* BEGIN *
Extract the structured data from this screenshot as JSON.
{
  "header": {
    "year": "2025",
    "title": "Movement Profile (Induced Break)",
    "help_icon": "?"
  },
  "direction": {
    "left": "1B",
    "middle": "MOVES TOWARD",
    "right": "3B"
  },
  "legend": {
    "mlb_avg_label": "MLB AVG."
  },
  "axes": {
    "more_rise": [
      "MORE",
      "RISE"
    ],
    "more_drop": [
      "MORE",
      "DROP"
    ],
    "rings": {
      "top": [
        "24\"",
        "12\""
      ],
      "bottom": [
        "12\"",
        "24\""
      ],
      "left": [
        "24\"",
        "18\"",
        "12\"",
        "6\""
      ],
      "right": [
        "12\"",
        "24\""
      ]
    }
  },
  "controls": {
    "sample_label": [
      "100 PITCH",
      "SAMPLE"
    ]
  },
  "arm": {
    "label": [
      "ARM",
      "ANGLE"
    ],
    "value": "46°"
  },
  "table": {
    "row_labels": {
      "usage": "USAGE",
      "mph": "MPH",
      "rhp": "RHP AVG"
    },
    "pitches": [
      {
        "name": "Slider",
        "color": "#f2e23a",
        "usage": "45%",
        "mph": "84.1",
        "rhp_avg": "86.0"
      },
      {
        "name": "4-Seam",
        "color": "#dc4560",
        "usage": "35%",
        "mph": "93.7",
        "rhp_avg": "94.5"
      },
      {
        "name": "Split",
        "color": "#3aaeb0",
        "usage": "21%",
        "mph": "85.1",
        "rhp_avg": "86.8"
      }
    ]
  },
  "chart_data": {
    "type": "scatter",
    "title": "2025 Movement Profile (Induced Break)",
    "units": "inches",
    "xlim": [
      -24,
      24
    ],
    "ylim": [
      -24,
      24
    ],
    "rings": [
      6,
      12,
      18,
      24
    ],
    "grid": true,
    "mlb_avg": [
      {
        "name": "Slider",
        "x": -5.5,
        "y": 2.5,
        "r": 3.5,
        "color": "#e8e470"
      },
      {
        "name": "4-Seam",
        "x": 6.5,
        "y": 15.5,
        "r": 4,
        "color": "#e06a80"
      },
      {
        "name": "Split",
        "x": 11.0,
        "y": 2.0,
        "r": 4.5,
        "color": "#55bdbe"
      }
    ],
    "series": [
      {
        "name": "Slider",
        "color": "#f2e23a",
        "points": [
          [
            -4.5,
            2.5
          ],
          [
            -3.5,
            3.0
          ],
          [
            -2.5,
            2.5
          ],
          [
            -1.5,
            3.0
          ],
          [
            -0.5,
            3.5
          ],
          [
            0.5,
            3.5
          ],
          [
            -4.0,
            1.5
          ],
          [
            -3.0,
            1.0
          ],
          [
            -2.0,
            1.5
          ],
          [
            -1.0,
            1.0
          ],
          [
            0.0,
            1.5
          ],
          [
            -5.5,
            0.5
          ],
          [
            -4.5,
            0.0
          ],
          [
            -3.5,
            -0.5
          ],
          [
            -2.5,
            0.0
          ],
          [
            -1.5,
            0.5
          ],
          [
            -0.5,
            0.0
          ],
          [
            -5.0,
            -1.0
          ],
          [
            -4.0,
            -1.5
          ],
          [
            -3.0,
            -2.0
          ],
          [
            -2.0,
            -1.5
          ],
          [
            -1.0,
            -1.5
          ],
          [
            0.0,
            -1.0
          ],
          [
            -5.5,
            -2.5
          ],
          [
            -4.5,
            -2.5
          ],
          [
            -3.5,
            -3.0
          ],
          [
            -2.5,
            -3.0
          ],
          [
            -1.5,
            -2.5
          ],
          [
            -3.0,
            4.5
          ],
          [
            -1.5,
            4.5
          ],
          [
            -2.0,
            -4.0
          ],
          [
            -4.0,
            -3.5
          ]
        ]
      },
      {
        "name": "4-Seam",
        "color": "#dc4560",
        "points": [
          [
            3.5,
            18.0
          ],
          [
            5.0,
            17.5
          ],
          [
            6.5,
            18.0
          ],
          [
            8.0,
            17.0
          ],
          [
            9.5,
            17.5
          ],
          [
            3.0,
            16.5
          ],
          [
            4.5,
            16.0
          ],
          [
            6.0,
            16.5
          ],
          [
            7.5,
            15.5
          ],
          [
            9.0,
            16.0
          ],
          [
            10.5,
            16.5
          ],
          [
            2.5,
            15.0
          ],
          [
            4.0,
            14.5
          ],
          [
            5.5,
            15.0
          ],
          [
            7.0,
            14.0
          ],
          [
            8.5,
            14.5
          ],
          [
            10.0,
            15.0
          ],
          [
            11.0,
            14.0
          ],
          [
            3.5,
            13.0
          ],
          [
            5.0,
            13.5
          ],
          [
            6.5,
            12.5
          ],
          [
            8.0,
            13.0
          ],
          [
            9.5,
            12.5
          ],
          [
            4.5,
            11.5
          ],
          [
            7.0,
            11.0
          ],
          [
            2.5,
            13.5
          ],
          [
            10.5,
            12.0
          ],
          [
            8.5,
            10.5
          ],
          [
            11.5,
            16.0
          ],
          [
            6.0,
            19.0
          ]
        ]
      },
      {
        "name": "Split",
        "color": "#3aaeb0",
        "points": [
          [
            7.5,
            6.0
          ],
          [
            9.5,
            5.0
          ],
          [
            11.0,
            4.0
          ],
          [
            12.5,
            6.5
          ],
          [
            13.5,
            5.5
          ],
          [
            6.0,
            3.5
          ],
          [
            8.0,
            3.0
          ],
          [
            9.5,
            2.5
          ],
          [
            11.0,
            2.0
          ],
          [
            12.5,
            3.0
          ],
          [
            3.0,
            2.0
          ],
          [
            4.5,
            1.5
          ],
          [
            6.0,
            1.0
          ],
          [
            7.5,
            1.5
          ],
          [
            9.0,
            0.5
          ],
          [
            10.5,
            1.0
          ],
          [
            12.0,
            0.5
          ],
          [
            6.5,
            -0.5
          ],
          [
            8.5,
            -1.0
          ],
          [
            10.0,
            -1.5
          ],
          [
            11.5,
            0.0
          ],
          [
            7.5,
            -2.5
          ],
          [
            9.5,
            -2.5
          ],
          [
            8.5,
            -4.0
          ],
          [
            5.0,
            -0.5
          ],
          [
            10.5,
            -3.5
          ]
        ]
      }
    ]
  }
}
* END *
* _STATED EXERCISE_
Every line of the data above should be reproduced word for word.

* _EXERCISE RESULT_
Extract the structured data from this screenshot as JSON.
{
  "header": {
    "year": "2025",
    "title": "Movement Profile (Induced Break)",
    "help_icon": "?"
  },
  "direction": {
    "left": "1B",
    "middle": "MOVES TOWARD",
    "right": "3B"
  },
  "legend": {
    "mlb_avg_label": "MLB AVG."
  },
  "axes": {
    "more_rise": [
      "MORE",
      "RISE"
    ],
    "more_drop": [
      "MORE",
      "DROP"
    ],
    "rings": {
      "top": [
        "24\"",
        "12\""
      ],
      "bottom": [
        "12\"",
        "24\""
      ],
      "left": [
        "24\"",
        "18\"",
        "12\"",
        "6\""
      ],
      "right": [
        "12\"",
        "24\""
      ]
    }
  },
  "controls": {
    "sample_label": [
      "100 PITCH",
      "SAMPLE"
    ]
  },
  "arm": {
    "label": [
      "ARM",
      "ANGLE"
    ],
    "value": "46°"
  },
  "table": {
    "row_labels": {
      "usage": "USAGE",
      "mph": "MPH",
      "rhp": "RHP AVG"
    },
    "pitches": [
      {
        "name": "Slider",
        "color": "#f2e23a",
        "usage": "45%",
        "mph": "84.1",
        "rhp_avg": "86.0"
      },
      {
        "name": "4-Seam",
        "color": "#dc4560",
        "usage": "35%",
        "mph": "93.7",
        "rhp_avg": "94.5"
      },
      {
        "name": "Split",
        "color": "#3aaeb0",
        "usage": "21%",
        "mph": "85.1",
        "rhp_avg": "86.8"
      }
    ]
  },
  "chart_data": {
    "type": "scatter",
    "title": "2025 Movement Profile (Induced Break)",
    "units": "inches",
    "xlim": [
      -24,
      24
    ],
    "ylim": [
      -24,
      24
    ],
    "rings": [
      6,
      12,
      18,
      24
    ],
    "grid": true,
    "mlb_avg": [
      {
        "name": "Slider",
        "x": -5.5,
        "y": 2.5,
        "r": 3.5,
        "color": "#e8e470"
      },
      {
        "name": "4-Seam",
        "x": 6.5,
        "y": 15.5,
        "r": 4,
        "color": "#e06a80"
      },
      {
        "name": "Split",
        "x": 11.0,
        "y": 2.0,
        "r": 4.5,
        "color": "#55bdbe"
      }
    ],
    "series": [
      {
        "name": "Slider",
        "color": "#f2e23a",
        "points": [
          [
            -4.5,
            2.5
          ],
          [
            -3.5,
            3.0
          ],
          [
            -2.5,
            2.5
          ],
          [
            -1.5,
            3.0
          ],
          [
            -0.5,
            3.5
          ],
          [
            0.5,
            3.5
          ],
          [
            -4.0,
            1.5
          ],
          [
            -3.0,
            1.0
          ],
          [
            -2.0,
            1.5
          ],
          [
            -1.0,
            1.0
          ],
          [
            0.0,
            1.5
          ],
          [
            -5.5,
            0.5
          ],
          [
            -4.5,
            0.0
          ],
          [
            -3.5,
            -0.5
          ],
          [
            -2.5,
            0.0
          ],
          [
            -1.5,
            0.5
          ],
          [
            -0.5,
            0.0
          ],
          [
            -5.0,
            -1.0
          ],
          [
            -4.0,
            -1.5
          ],
          [
            -3.0,
            -2.0
          ],
          [
            -2.0,
            -1.5
          ],
          [
            -1.0,
            -1.5
          ],
          [
            0.0,
            -1.0
          ],
          [
            -5.5,
            -2.5
          ],
          [
            -4.5,
            -2.5
          ],
          [
            -3.5,
            -3.0
          ],
          [
            -2.5,
            -3.0
          ],
          [
            -1.5,
            -2.5
          ],
          [
            -3.0,
            4.5
          ],
          [
            -1.5,
            4.5
          ],
          [
            -2.0,
            -4.0
          ],
          [
            -4.0,
            -3.5
          ]
        ]
      },
      {
        "name": "4-Seam",
        "color": "#dc4560",
        "points": [
          [
            3.5,
            18.0
          ],
          [
            5.0,
            17.5
          ],
          [
            6.5,
            18.0
          ],
          [
            8.0,
            17.0
          ],
          [
            9.5,
            17.5
          ],
          [
            3.0,
            16.5
          ],
          [
            4.5,
            16.0
          ],
          [
            6.0,
            16.5
          ],
          [
            7.5,
            15.5
          ],
          [
            9.0,
            16.0
          ],
          [
            10.5,
            16.5
          ],
          [
            2.5,
            15.0
          ],
          [
            4.0,
            14.5
          ],
          [
            5.5,
            15.0
          ],
          [
            7.0,
            14.0
          ],
          [
            8.5,
            14.5
          ],
          [
            10.0,
            15.0
          ],
          [
            11.0,
            14.0
          ],
          [
            3.5,
            13.0
          ],
          [
            5.0,
            13.5
          ],
          [
            6.5,
            12.5
          ],
          [
            8.0,
            13.0
          ],
          [
            9.5,
            12.5
          ],
          [
            4.5,
            11.5
          ],
          [
            7.0,
            11.0
          ],
          [
            2.5,
            13.5
          ],
          [
            10.5,
            12.0
          ],
          [
            8.5,
            10.5
          ],
          [
            11.5,
            16.0
          ],
          [
            6.0,
            19.0
          ]
        ]
      },
      {
        "name": "Split",
        "color": "#3aaeb0",
        "points": [
          [
            7.5,
            6.0
          ],
          [
            9.5,
            5.0
          ],
          [
            11.0,
            4.0
          ],
          [
            12.5,
            6.5
          ],
          [
            13.5,
            5.5
          ],
          [
            6.0,
            3.5
          ],
          [
            8.0,
            3.0
          ],
          [
            9.5,
            2.5
          ],
          [
            11.0,
            2.0
          ],
          [
            12.5,
            3.0
          ],
          [
            3.0,
            2.0
          ],
          [
            4.5,
            1.5
          ],
          [
            6.0,
            1.0
          ],
          [
            7.5,
            1.5
          ],
          [
            9.0,
            0.5
          ],
          [
            10.5,
            1.0
          ],
          [
            12.0,
            0.5
          ],
          [
            6.5,
            -0.5
          ],
          [
            8.5,
            -1.0
          ],
          [
            10.0,
            -1.5
          ],
          [
            11.5,
            0.0
          ],
          [
            7.5,
            -2.5
          ],
          [
            9.5,
            -2.5
          ],
          [
            8.5,
            -4.0
          ],
          [
            5.0,
            -0.5
          ],
          [
            10.5,
            -3.5
          ]
        ]
      }
    ]
  }
}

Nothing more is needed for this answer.